WORK REQUIRED ->
Leave out the pictures and transcribe everything else exactly.

RECORDS SUPPLIED ->
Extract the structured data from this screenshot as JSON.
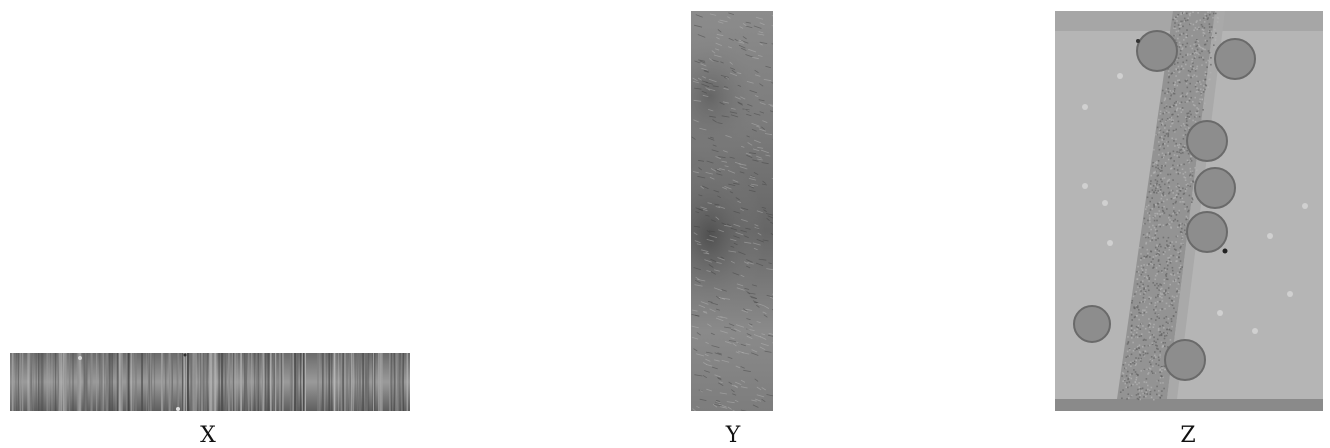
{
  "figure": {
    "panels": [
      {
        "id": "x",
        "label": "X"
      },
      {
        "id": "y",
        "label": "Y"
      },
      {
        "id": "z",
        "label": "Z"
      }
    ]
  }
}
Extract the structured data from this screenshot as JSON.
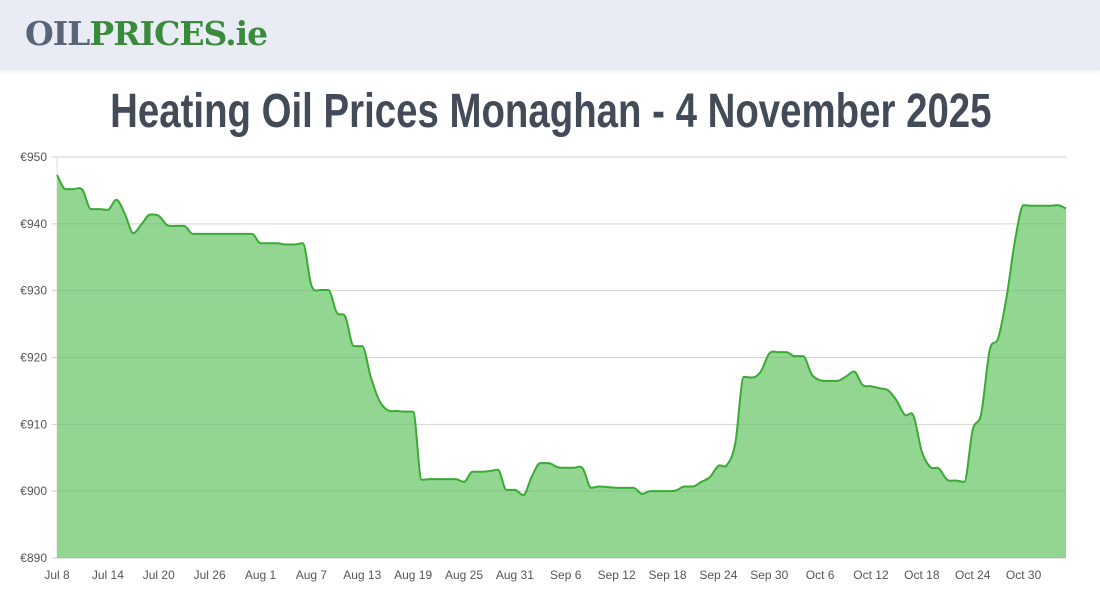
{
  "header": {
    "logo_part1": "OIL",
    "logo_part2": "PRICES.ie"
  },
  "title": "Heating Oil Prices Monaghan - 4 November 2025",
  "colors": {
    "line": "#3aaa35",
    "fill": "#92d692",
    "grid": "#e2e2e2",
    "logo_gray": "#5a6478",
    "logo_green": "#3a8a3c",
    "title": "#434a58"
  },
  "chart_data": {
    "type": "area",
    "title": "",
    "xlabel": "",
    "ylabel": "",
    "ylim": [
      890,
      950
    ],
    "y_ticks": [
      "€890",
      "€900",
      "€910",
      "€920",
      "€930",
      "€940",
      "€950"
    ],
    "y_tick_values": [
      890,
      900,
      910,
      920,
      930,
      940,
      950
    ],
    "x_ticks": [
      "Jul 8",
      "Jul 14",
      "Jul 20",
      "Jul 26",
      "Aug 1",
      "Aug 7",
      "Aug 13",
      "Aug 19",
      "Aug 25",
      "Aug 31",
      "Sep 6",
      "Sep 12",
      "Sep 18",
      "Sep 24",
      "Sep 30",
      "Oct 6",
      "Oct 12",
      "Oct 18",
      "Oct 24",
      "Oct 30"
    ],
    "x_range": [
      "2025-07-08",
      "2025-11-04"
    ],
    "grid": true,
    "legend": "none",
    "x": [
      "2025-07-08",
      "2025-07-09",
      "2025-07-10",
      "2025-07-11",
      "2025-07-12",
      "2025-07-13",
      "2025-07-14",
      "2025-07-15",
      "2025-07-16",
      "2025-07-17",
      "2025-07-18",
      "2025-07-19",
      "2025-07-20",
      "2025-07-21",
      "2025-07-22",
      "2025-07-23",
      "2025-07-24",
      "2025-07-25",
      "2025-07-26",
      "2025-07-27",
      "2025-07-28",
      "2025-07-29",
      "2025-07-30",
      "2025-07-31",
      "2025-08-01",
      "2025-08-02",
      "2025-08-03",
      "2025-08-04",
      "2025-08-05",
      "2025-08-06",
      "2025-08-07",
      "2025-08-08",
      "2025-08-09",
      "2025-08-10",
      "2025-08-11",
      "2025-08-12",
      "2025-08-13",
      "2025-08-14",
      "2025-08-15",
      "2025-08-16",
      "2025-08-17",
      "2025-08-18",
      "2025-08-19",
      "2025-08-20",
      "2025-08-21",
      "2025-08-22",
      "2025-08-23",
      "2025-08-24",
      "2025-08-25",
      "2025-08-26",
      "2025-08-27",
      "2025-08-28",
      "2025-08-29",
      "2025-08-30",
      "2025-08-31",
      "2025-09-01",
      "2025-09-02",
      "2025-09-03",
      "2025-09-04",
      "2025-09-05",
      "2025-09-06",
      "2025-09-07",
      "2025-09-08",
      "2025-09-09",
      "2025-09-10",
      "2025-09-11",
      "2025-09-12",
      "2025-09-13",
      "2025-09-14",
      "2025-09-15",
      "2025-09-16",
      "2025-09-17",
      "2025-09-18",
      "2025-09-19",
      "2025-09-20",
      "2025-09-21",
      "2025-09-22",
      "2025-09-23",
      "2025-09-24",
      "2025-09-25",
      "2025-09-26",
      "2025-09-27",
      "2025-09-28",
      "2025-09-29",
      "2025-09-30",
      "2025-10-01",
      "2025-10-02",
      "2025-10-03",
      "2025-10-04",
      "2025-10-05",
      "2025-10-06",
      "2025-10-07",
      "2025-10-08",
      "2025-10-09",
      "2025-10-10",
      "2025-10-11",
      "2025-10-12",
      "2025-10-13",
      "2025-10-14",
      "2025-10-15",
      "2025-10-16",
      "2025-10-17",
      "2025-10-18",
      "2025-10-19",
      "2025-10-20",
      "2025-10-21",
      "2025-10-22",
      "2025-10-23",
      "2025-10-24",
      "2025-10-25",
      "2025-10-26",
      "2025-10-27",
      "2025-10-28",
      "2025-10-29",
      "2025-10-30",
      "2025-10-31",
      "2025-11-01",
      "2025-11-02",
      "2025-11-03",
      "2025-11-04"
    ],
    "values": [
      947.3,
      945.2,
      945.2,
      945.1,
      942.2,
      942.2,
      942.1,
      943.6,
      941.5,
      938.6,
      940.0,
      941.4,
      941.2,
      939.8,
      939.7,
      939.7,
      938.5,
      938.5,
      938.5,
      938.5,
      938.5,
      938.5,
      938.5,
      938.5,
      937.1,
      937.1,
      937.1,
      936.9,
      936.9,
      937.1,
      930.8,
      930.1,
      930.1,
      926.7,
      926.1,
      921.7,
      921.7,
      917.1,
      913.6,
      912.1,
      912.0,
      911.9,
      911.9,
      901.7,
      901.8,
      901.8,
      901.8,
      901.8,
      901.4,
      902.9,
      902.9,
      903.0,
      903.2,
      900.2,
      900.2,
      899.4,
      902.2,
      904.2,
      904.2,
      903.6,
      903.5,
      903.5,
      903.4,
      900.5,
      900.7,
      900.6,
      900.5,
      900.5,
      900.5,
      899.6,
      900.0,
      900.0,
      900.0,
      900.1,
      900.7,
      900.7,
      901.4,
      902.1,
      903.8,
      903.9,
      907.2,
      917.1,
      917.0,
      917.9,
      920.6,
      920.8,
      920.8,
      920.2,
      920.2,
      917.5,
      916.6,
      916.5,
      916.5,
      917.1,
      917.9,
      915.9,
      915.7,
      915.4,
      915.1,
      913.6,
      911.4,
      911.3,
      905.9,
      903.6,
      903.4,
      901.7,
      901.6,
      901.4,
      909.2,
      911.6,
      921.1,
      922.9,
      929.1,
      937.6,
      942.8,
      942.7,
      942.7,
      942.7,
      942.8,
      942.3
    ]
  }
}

COMPLETED EXERCISE ->
Extract the structured data from this screenshot as JSON.
{
  "figure": {
    "panels": [
      {
        "id": "x",
        "label": "X"
      },
      {
        "id": "y",
        "label": "Y"
      },
      {
        "id": "z",
        "label": "Z"
      }
    ]
  }
}
Extract the structured data from this screenshot as JSON.
{
  "header": {
    "logo_part1": "OIL",
    "logo_part2": "PRICES.ie"
  },
  "title": "Heating Oil Prices Monaghan - 4 November 2025",
  "colors": {
    "line": "#3aaa35",
    "fill": "#92d692",
    "grid": "#e2e2e2",
    "logo_gray": "#5a6478",
    "logo_green": "#3a8a3c",
    "title": "#434a58"
  },
  "chart_data": {
    "type": "area",
    "title": "",
    "xlabel": "",
    "ylabel": "",
    "ylim": [
      890,
      950
    ],
    "y_ticks": [
      "€890",
      "€900",
      "€910",
      "€920",
      "€930",
      "€940",
      "€950"
    ],
    "y_tick_values": [
      890,
      900,
      910,
      920,
      930,
      940,
      950
    ],
    "x_ticks": [
      "Jul 8",
      "Jul 14",
      "Jul 20",
      "Jul 26",
      "Aug 1",
      "Aug 7",
      "Aug 13",
      "Aug 19",
      "Aug 25",
      "Aug 31",
      "Sep 6",
      "Sep 12",
      "Sep 18",
      "Sep 24",
      "Sep 30",
      "Oct 6",
      "Oct 12",
      "Oct 18",
      "Oct 24",
      "Oct 30"
    ],
    "x_range": [
      "2025-07-08",
      "2025-11-04"
    ],
    "grid": true,
    "legend": "none",
    "x": [
      "2025-07-08",
      "2025-07-09",
      "2025-07-10",
      "2025-07-11",
      "2025-07-12",
      "2025-07-13",
      "2025-07-14",
      "2025-07-15",
      "2025-07-16",
      "2025-07-17",
      "2025-07-18",
      "2025-07-19",
      "2025-07-20",
      "2025-07-21",
      "2025-07-22",
      "2025-07-23",
      "2025-07-24",
      "2025-07-25",
      "2025-07-26",
      "2025-07-27",
      "2025-07-28",
      "2025-07-29",
      "2025-07-30",
      "2025-07-31",
      "2025-08-01",
      "2025-08-02",
      "2025-08-03",
      "2025-08-04",
      "2025-08-05",
      "2025-08-06",
      "2025-08-07",
      "2025-08-08",
      "2025-08-09",
      "2025-08-10",
      "2025-08-11",
      "2025-08-12",
      "2025-08-13",
      "2025-08-14",
      "2025-08-15",
      "2025-08-16",
      "2025-08-17",
      "2025-08-18",
      "2025-08-19",
      "2025-08-20",
      "2025-08-21",
      "2025-08-22",
      "2025-08-23",
      "2025-08-24",
      "2025-08-25",
      "2025-08-26",
      "2025-08-27",
      "2025-08-28",
      "2025-08-29",
      "2025-08-30",
      "2025-08-31",
      "2025-09-01",
      "2025-09-02",
      "2025-09-03",
      "2025-09-04",
      "2025-09-05",
      "2025-09-06",
      "2025-09-07",
      "2025-09-08",
      "2025-09-09",
      "2025-09-10",
      "2025-09-11",
      "2025-09-12",
      "2025-09-13",
      "2025-09-14",
      "2025-09-15",
      "2025-09-16",
      "2025-09-17",
      "2025-09-18",
      "2025-09-19",
      "2025-09-20",
      "2025-09-21",
      "2025-09-22",
      "2025-09-23",
      "2025-09-24",
      "2025-09-25",
      "2025-09-26",
      "2025-09-27",
      "2025-09-28",
      "2025-09-29",
      "2025-09-30",
      "2025-10-01",
      "2025-10-02",
      "2025-10-03",
      "2025-10-04",
      "2025-10-05",
      "2025-10-06",
      "2025-10-07",
      "2025-10-08",
      "2025-10-09",
      "2025-10-10",
      "2025-10-11",
      "2025-10-12",
      "2025-10-13",
      "2025-10-14",
      "2025-10-15",
      "2025-10-16",
      "2025-10-17",
      "2025-10-18",
      "2025-10-19",
      "2025-10-20",
      "2025-10-21",
      "2025-10-22",
      "2025-10-23",
      "2025-10-24",
      "2025-10-25",
      "2025-10-26",
      "2025-10-27",
      "2025-10-28",
      "2025-10-29",
      "2025-10-30",
      "2025-10-31",
      "2025-11-01",
      "2025-11-02",
      "2025-11-03",
      "2025-11-04"
    ],
    "values": [
      947.3,
      945.2,
      945.2,
      945.1,
      942.2,
      942.2,
      942.1,
      943.6,
      941.5,
      938.6,
      940.0,
      941.4,
      941.2,
      939.8,
      939.7,
      939.7,
      938.5,
      938.5,
      938.5,
      938.5,
      938.5,
      938.5,
      938.5,
      938.5,
      937.1,
      937.1,
      937.1,
      936.9,
      936.9,
      937.1,
      930.8,
      930.1,
      930.1,
      926.7,
      926.1,
      921.7,
      921.7,
      917.1,
      913.6,
      912.1,
      912.0,
      911.9,
      911.9,
      901.7,
      901.8,
      901.8,
      901.8,
      901.8,
      901.4,
      902.9,
      902.9,
      903.0,
      903.2,
      900.2,
      900.2,
      899.4,
      902.2,
      904.2,
      904.2,
      903.6,
      903.5,
      903.5,
      903.4,
      900.5,
      900.7,
      900.6,
      900.5,
      900.5,
      900.5,
      899.6,
      900.0,
      900.0,
      900.0,
      900.1,
      900.7,
      900.7,
      901.4,
      902.1,
      903.8,
      903.9,
      907.2,
      917.1,
      917.0,
      917.9,
      920.6,
      920.8,
      920.8,
      920.2,
      920.2,
      917.5,
      916.6,
      916.5,
      916.5,
      917.1,
      917.9,
      915.9,
      915.7,
      915.4,
      915.1,
      913.6,
      911.4,
      911.3,
      905.9,
      903.6,
      903.4,
      901.7,
      901.6,
      901.4,
      909.2,
      911.6,
      921.1,
      922.9,
      929.1,
      937.6,
      942.8,
      942.7,
      942.7,
      942.7,
      942.8,
      942.3
    ]
  }
}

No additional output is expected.